> _SET PROBLEM_
From the listing below, pull out all lines with "later" in them.

— start TASK MATERIAL —

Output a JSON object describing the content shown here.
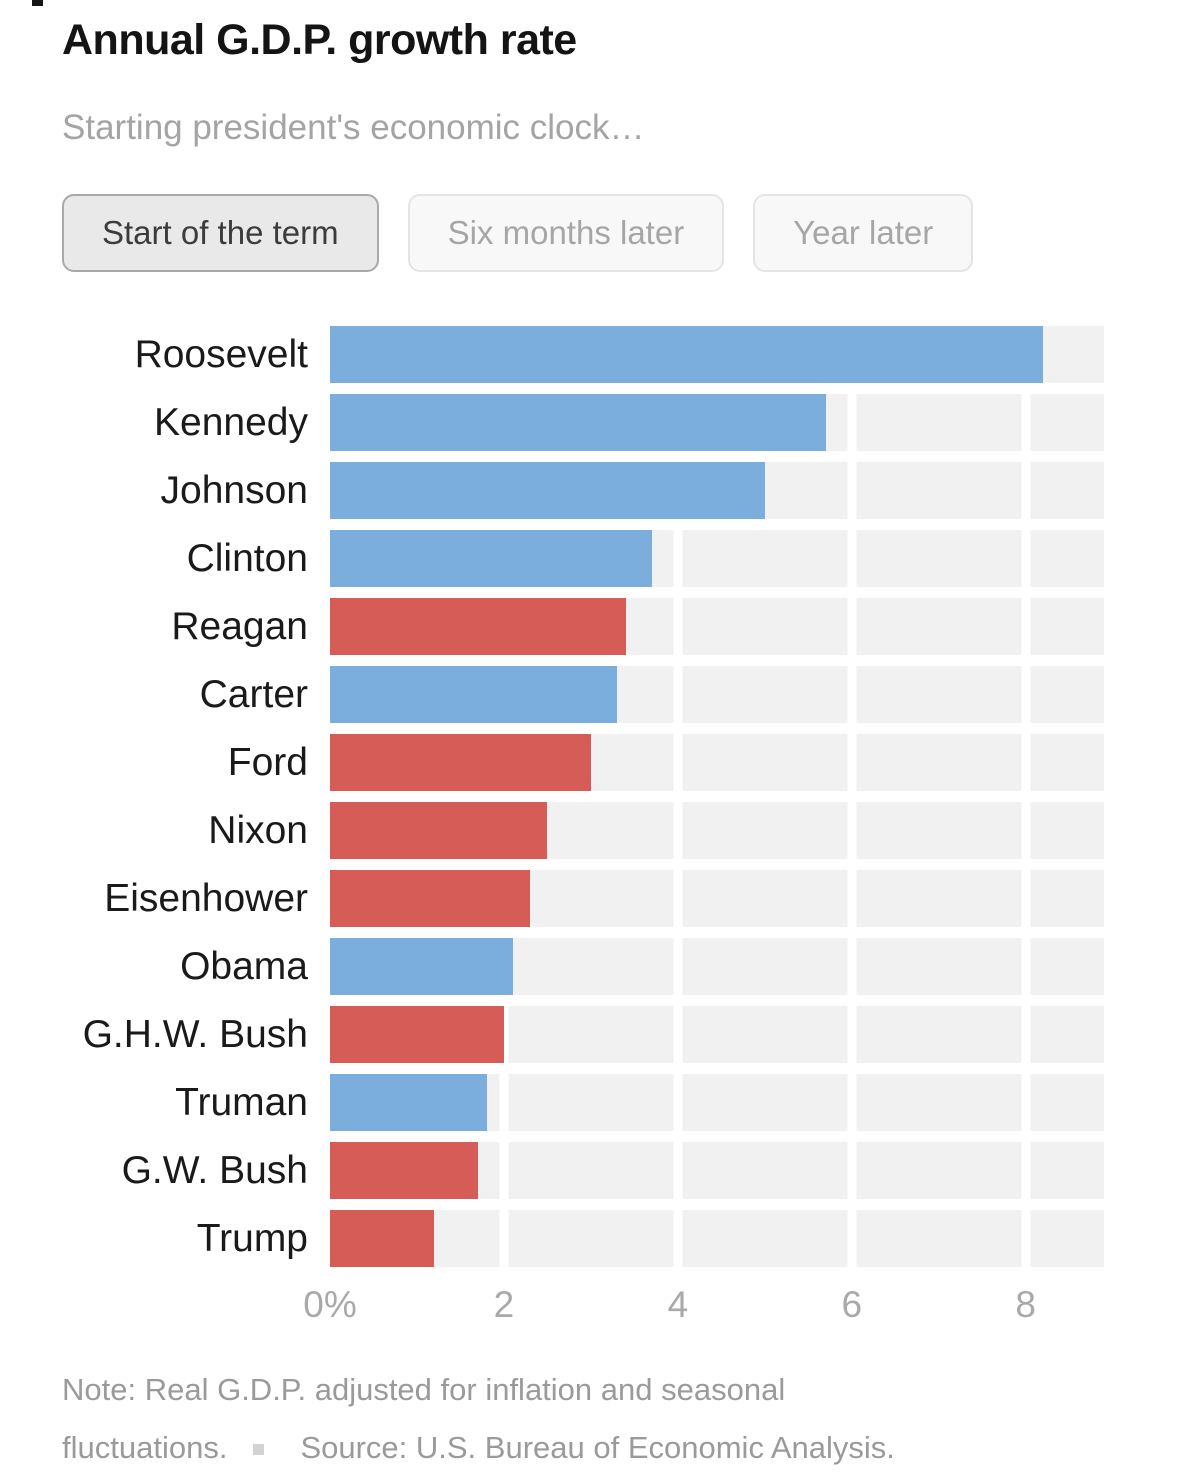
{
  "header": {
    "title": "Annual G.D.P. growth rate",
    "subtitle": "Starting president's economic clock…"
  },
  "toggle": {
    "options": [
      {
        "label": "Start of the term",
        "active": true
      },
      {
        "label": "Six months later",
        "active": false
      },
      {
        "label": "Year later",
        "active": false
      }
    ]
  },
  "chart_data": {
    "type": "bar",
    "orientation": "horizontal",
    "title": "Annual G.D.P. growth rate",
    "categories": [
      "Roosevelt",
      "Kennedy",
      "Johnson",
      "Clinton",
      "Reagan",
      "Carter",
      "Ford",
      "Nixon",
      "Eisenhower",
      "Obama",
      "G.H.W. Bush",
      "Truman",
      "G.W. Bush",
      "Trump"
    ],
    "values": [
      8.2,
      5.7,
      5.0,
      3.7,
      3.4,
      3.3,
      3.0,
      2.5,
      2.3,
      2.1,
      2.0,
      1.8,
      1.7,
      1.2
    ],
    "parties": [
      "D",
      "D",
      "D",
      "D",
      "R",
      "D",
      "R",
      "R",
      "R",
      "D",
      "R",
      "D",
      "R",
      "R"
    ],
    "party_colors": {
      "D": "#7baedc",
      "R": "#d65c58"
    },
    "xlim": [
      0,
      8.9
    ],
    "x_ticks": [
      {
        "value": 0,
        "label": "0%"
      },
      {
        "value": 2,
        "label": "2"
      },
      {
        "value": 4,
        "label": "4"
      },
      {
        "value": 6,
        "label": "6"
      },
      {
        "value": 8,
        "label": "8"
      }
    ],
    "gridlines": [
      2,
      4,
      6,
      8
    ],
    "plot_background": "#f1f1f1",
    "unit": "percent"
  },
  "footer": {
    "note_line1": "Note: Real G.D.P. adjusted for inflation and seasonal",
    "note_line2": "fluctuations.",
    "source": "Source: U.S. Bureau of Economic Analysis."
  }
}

— end TASK MATERIAL —
— start TASK MATERIAL —

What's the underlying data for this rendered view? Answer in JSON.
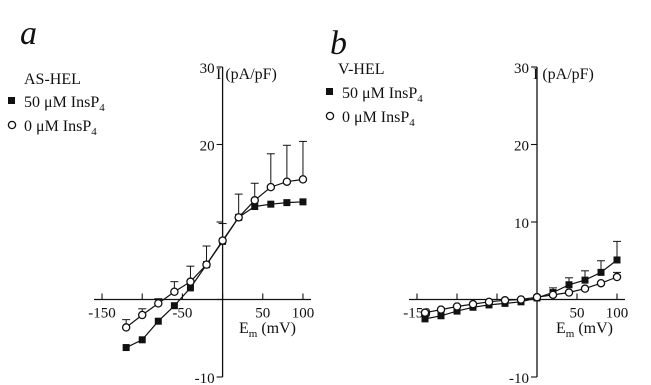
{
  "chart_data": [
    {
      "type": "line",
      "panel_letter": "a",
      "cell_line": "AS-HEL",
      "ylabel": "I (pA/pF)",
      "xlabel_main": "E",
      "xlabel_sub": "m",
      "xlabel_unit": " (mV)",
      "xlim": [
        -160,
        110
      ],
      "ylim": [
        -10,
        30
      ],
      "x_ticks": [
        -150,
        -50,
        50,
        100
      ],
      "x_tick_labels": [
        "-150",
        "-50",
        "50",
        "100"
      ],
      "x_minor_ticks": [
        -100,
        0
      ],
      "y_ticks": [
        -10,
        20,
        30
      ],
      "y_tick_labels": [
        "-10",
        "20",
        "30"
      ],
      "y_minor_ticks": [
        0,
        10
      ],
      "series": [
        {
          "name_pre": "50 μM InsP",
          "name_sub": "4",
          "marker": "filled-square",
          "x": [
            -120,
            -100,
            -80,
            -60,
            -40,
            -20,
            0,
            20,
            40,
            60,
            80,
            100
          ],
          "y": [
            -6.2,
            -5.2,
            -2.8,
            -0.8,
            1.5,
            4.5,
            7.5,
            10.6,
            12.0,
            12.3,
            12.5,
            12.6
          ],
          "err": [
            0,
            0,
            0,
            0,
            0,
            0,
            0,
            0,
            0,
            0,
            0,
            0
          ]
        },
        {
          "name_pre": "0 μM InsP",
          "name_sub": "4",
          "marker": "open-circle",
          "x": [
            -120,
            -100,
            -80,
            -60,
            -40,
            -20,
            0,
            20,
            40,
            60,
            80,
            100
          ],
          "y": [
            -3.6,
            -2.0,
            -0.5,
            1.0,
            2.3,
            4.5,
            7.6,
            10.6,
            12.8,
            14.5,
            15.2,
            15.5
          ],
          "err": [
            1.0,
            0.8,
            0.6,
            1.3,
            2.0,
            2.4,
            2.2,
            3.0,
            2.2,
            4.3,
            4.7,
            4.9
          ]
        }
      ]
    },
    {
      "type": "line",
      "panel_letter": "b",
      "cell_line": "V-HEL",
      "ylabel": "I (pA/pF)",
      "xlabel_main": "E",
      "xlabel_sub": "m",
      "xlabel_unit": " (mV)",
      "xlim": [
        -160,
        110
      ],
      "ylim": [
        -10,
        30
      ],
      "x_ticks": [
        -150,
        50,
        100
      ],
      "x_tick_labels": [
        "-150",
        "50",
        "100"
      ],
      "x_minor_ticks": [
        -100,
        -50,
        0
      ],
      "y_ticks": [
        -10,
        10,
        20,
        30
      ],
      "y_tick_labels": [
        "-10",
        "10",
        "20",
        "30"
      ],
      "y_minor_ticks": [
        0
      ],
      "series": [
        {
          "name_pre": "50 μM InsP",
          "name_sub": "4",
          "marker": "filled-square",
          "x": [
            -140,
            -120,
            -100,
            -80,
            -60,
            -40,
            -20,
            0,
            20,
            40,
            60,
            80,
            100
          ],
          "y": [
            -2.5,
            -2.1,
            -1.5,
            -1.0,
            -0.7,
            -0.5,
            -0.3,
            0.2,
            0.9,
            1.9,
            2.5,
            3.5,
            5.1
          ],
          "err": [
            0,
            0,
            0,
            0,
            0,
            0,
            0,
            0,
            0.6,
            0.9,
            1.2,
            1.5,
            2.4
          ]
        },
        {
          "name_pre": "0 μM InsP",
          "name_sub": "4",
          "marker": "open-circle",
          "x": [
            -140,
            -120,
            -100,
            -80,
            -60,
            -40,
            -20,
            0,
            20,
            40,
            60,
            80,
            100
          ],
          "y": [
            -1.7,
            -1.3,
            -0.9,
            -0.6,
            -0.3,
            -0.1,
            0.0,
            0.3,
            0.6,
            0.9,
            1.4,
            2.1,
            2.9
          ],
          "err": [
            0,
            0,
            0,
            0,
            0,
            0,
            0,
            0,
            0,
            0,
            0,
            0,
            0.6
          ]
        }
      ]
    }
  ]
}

— end TASK MATERIAL —

> _ANSWER FOR THE TASK_
        "label": "Six months later",
        "label": "Year later",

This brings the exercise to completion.